**EXERCISE DETAILS**
Leave out the pictures and copy the remaining records exactly.

┌──

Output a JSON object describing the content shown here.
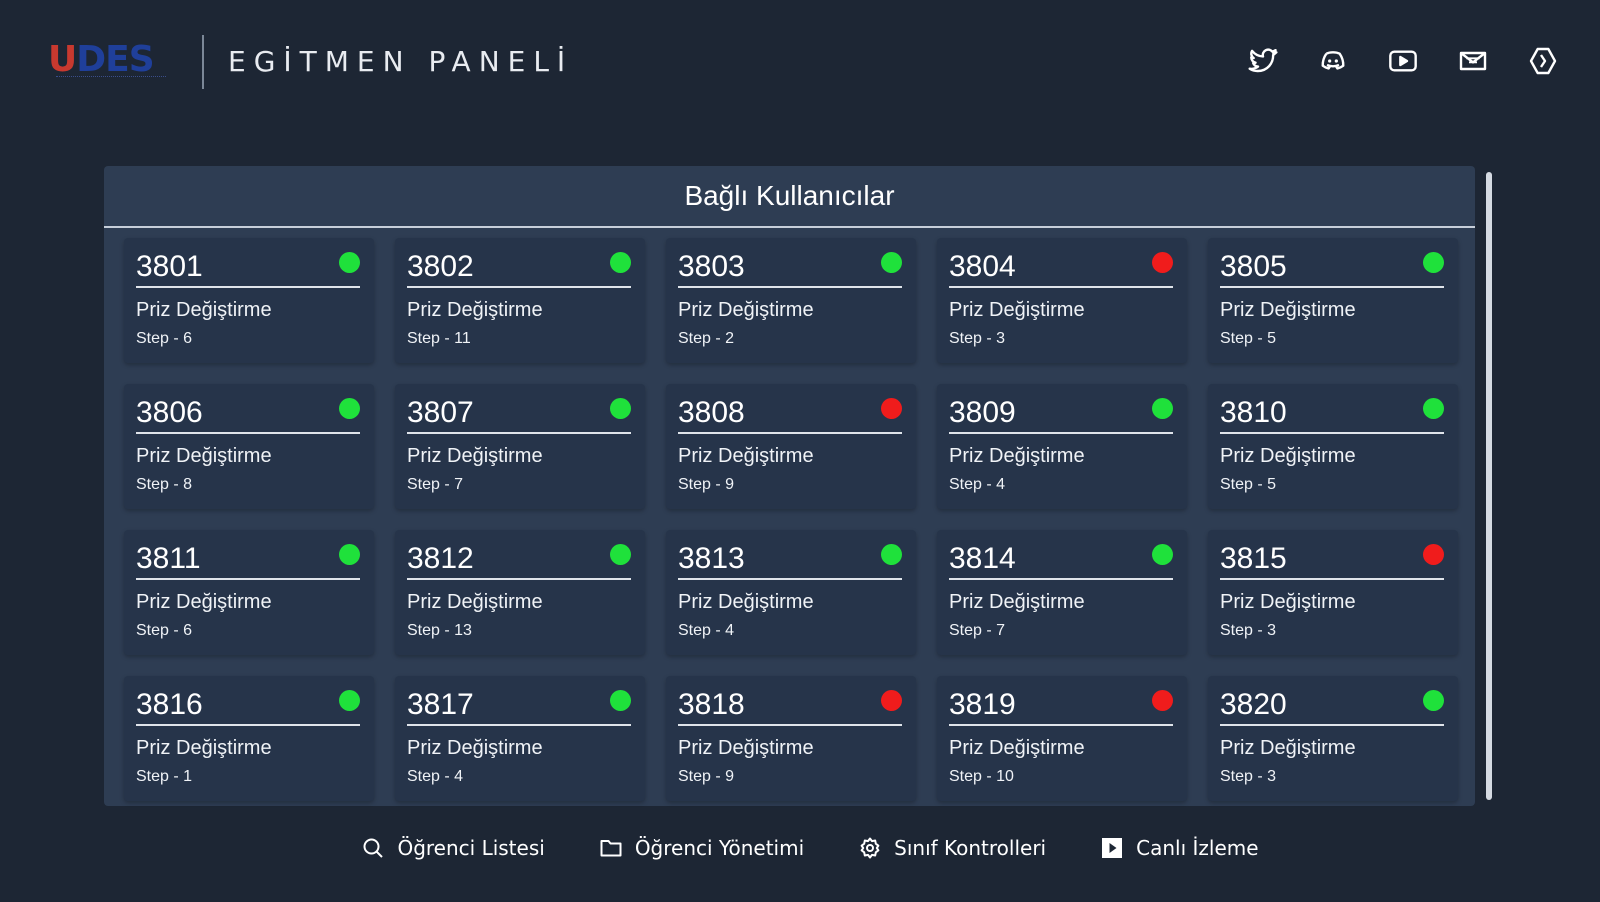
{
  "header": {
    "logo": "UDES",
    "title": "EGİTMEN PANELİ",
    "social_icons": [
      "twitter-icon",
      "discord-icon",
      "youtube-icon",
      "mail-icon",
      "steam-icon"
    ]
  },
  "panel": {
    "title": "Bağlı Kullanıcılar"
  },
  "colors": {
    "background": "#1d2634",
    "panel": "#2e3d53",
    "card": "#26344a",
    "online": "#1fe13b",
    "offline": "#f01c1c"
  },
  "users": [
    {
      "id": "3801",
      "task": "Priz Değiştirme",
      "step": "Step - 6",
      "status": "online"
    },
    {
      "id": "3802",
      "task": "Priz Değiştirme",
      "step": "Step - 11",
      "status": "online"
    },
    {
      "id": "3803",
      "task": "Priz Değiştirme",
      "step": "Step - 2",
      "status": "online"
    },
    {
      "id": "3804",
      "task": "Priz Değiştirme",
      "step": "Step - 3",
      "status": "offline"
    },
    {
      "id": "3805",
      "task": "Priz Değiştirme",
      "step": "Step - 5",
      "status": "online"
    },
    {
      "id": "3806",
      "task": "Priz Değiştirme",
      "step": "Step - 8",
      "status": "online"
    },
    {
      "id": "3807",
      "task": "Priz Değiştirme",
      "step": "Step - 7",
      "status": "online"
    },
    {
      "id": "3808",
      "task": "Priz Değiştirme",
      "step": "Step - 9",
      "status": "offline"
    },
    {
      "id": "3809",
      "task": "Priz Değiştirme",
      "step": "Step - 4",
      "status": "online"
    },
    {
      "id": "3810",
      "task": "Priz Değiştirme",
      "step": "Step - 5",
      "status": "online"
    },
    {
      "id": "3811",
      "task": "Priz Değiştirme",
      "step": "Step - 6",
      "status": "online"
    },
    {
      "id": "3812",
      "task": "Priz Değiştirme",
      "step": "Step - 13",
      "status": "online"
    },
    {
      "id": "3813",
      "task": "Priz Değiştirme",
      "step": "Step - 4",
      "status": "online"
    },
    {
      "id": "3814",
      "task": "Priz Değiştirme",
      "step": "Step - 7",
      "status": "online"
    },
    {
      "id": "3815",
      "task": "Priz Değiştirme",
      "step": "Step - 3",
      "status": "offline"
    },
    {
      "id": "3816",
      "task": "Priz Değiştirme",
      "step": "Step - 1",
      "status": "online"
    },
    {
      "id": "3817",
      "task": "Priz Değiştirme",
      "step": "Step - 4",
      "status": "online"
    },
    {
      "id": "3818",
      "task": "Priz Değiştirme",
      "step": "Step - 9",
      "status": "offline"
    },
    {
      "id": "3819",
      "task": "Priz Değiştirme",
      "step": "Step - 10",
      "status": "offline"
    },
    {
      "id": "3820",
      "task": "Priz Değiştirme",
      "step": "Step - 3",
      "status": "online"
    }
  ],
  "bottom_nav": [
    {
      "label": "Öğrenci Listesi",
      "icon": "search-icon"
    },
    {
      "label": "Öğrenci Yönetimi",
      "icon": "folder-icon"
    },
    {
      "label": "Sınıf Kontrolleri",
      "icon": "gear-icon"
    },
    {
      "label": "Canlı İzleme",
      "icon": "play-icon"
    }
  ]
}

└──

**ANSWER FOR THIS EXERCISE**
Output a JSON object describing the content shown here.
{
  "header": {
    "logo": "UDES",
    "title": "EGİTMEN PANELİ",
    "social_icons": [
      "twitter-icon",
      "discord-icon",
      "youtube-icon",
      "mail-icon",
      "steam-icon"
    ]
  },
  "panel": {
    "title": "Bağlı Kullanıcılar"
  },
  "colors": {
    "background": "#1d2634",
    "panel": "#2e3d53",
    "card": "#26344a",
    "online": "#1fe13b",
    "offline": "#f01c1c"
  },
  "users": [
    {
      "id": "3801",
      "task": "Priz Değiştirme",
      "step": "Step - 6",
      "status": "online"
    },
    {
      "id": "3802",
      "task": "Priz Değiştirme",
      "step": "Step - 11",
      "status": "online"
    },
    {
      "id": "3803",
      "task": "Priz Değiştirme",
      "step": "Step - 2",
      "status": "online"
    },
    {
      "id": "3804",
      "task": "Priz Değiştirme",
      "step": "Step - 3",
      "status": "offline"
    },
    {
      "id": "3805",
      "task": "Priz Değiştirme",
      "step": "Step - 5",
      "status": "online"
    },
    {
      "id": "3806",
      "task": "Priz Değiştirme",
      "step": "Step - 8",
      "status": "online"
    },
    {
      "id": "3807",
      "task": "Priz Değiştirme",
      "step": "Step - 7",
      "status": "online"
    },
    {
      "id": "3808",
      "task": "Priz Değiştirme",
      "step": "Step - 9",
      "status": "offline"
    },
    {
      "id": "3809",
      "task": "Priz Değiştirme",
      "step": "Step - 4",
      "status": "online"
    },
    {
      "id": "3810",
      "task": "Priz Değiştirme",
      "step": "Step - 5",
      "status": "online"
    },
    {
      "id": "3811",
      "task": "Priz Değiştirme",
      "step": "Step - 6",
      "status": "online"
    },
    {
      "id": "3812",
      "task": "Priz Değiştirme",
      "step": "Step - 13",
      "status": "online"
    },
    {
      "id": "3813",
      "task": "Priz Değiştirme",
      "step": "Step - 4",
      "status": "online"
    },
    {
      "id": "3814",
      "task": "Priz Değiştirme",
      "step": "Step - 7",
      "status": "online"
    },
    {
      "id": "3815",
      "task": "Priz Değiştirme",
      "step": "Step - 3",
      "status": "offline"
    },
    {
      "id": "3816",
      "task": "Priz Değiştirme",
      "step": "Step - 1",
      "status": "online"
    },
    {
      "id": "3817",
      "task": "Priz Değiştirme",
      "step": "Step - 4",
      "status": "online"
    },
    {
      "id": "3818",
      "task": "Priz Değiştirme",
      "step": "Step - 9",
      "status": "offline"
    },
    {
      "id": "3819",
      "task": "Priz Değiştirme",
      "step": "Step - 10",
      "status": "offline"
    },
    {
      "id": "3820",
      "task": "Priz Değiştirme",
      "step": "Step - 3",
      "status": "online"
    }
  ],
  "bottom_nav": [
    {
      "label": "Öğrenci Listesi",
      "icon": "search-icon"
    },
    {
      "label": "Öğrenci Yönetimi",
      "icon": "folder-icon"
    },
    {
      "label": "Sınıf Kontrolleri",
      "icon": "gear-icon"
    },
    {
      "label": "Canlı İzleme",
      "icon": "play-icon"
    }
  ]
}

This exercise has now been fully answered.